Page extract:
Of the 3,356 missiles fired at civilian targets in Israel by terrorists in the Gaza Strip between July 8th and August 5th 2014, 69.4% were fired from the northern part of the territory with the towns of Beit Lahia and Beit Hanoun being major centres of missile fire, cross border tunnels and other terrorist activity.
But viewers of Jon Donnison’s filmed report (heavily promoted on his Twitter feed) of August 5th – which, in addition to being broadcast on BBC television news, appeared on the BBC News website’s Middle East page under the title “Gaza truce holds as residents return to destroyed homes” – would never have known that even one missile was fired from Beit Hanoun or that fierce battles took place there when Israeli soldiers went in to decommission cross-border attack tunnels and missile launchers, with terrorists using the local houses as sniper positions.

Data provided:
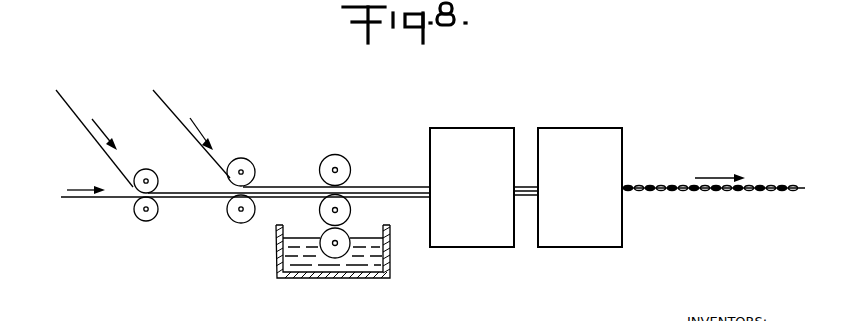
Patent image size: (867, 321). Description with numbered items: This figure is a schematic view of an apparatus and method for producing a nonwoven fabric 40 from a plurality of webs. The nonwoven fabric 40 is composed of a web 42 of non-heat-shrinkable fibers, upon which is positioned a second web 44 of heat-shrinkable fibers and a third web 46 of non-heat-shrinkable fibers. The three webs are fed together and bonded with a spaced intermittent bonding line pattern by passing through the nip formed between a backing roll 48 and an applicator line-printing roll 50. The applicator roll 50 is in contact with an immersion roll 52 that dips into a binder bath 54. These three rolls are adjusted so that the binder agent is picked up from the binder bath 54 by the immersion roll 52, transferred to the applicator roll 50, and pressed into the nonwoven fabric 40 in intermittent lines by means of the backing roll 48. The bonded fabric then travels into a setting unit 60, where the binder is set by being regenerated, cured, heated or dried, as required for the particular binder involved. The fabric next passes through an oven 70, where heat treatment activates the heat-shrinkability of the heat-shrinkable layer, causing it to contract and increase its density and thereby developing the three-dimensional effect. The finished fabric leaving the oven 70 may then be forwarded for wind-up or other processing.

Complete the following:
[a] In the passage on Gaza missile fire, what percentage of the missiles was fired from the northern part of the territory?
[b] Output the stretch of the passage on Gaza missile fire from "Of the 3,356" through "as sniper positions.".
[c] Pick up the passage on Gaza missile fire from where it stops.

Results in order:
[a] 69.4%

[b]
Of the 3,356 missiles fired at civilian targets in Israel by terrorists in the Gaza Strip between July 8th and August 5th 2014, 69.4% were fired from the northern part of the territory with the towns of Beit Lahia and Beit Hanoun being major centres of missile fire, cross border tunnels and other terrorist activity.
But viewers of Jon Donnison’s filmed report (heavily promoted on his Twitter feed) of August 5th – which, in addition to being broadcast on BBC television news, appeared on the BBC News website’s Middle East page under the title “Gaza truce holds as residents return to destroyed homes” – would never have known that even one missile was fired from Beit Hanoun or that fierce battles took place there when Israeli soldiers went in to decommission cross-border attack tunnels and missile launchers, with terrorists using the local houses as sniper positions.

[c]
“Ahmed is 80. He’s survived half a dozen wars in Gaza and a lifetime of struggle. He’s just returned to find his family home destroyed – for the third time. Mohammed is one of 34 grandchildren. He’s salvaging what he can from the rubble of what is his fourth war. He’s only fourteen. This was Ahmed’s bedroom; a room with a view. A mile away in the dust you can see the Israeli tanks withdrawing. Ahmed was a head teacher. He taught history. He’s no Hamas supporter but says this war did not start a month ago with rockets and airstrikes. It’s about Israel’s decades-long military occupation and land.”
Israel has of course not occupied the Gaza Strip for nine years and the major towns and cities in Judea & Samaria have been under PA control for nearly two decades, but Donnison sees no need to spoil the narrative by informing BBC audiences of the facts.
Ahmed: “We want this returned to us now. Gaza Strip and the West Bank.”
Donnison: “Will you stay?”
Ahmed: “Yes I will stay. I will stay and all my family will stay here. Where shall we go?”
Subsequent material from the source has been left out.